[Collected data]
-- begin --

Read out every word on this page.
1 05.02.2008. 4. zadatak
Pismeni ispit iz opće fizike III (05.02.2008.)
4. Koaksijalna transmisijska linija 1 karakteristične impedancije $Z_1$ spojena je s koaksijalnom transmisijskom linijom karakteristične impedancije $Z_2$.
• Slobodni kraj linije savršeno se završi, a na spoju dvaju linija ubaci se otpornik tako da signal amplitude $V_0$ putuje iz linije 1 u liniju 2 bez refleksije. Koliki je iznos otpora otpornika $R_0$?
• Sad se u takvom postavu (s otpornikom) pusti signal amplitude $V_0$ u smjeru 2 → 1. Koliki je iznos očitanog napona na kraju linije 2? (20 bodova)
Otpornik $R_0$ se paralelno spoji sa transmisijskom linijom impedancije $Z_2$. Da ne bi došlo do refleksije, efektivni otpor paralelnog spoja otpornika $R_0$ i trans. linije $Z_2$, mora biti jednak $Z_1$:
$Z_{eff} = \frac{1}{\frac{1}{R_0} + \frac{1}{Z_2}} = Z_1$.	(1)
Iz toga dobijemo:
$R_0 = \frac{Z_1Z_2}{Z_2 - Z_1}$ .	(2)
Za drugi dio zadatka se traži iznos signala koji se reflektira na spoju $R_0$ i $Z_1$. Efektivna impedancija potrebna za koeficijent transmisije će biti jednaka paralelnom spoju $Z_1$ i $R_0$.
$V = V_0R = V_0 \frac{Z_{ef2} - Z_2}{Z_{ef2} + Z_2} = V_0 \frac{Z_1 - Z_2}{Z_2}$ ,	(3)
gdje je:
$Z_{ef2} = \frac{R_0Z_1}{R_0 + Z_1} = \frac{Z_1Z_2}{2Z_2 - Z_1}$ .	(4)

-- end --

* **Requirements**:
Go through the records and pull out each line that includes the word "biti".

* **Solution to this task**:
Otpornik $R_0$ se paralelno spoji sa transmisijskom linijom impedancije $Z_2$. Da ne bi došlo do refleksije, efektivni otpor paralelnog spoja otpornika $R_0$ i trans. linije $Z_2$, mora biti jednak $Z_1$:
Za drugi dio zadatka se traži iznos signala koji se reflektira na spoju $R_0$ i $Z_1$. Efektivna impedancija potrebna za koeficijent transmisije će biti jednaka paralelnom spoju $Z_1$ i $R_0$.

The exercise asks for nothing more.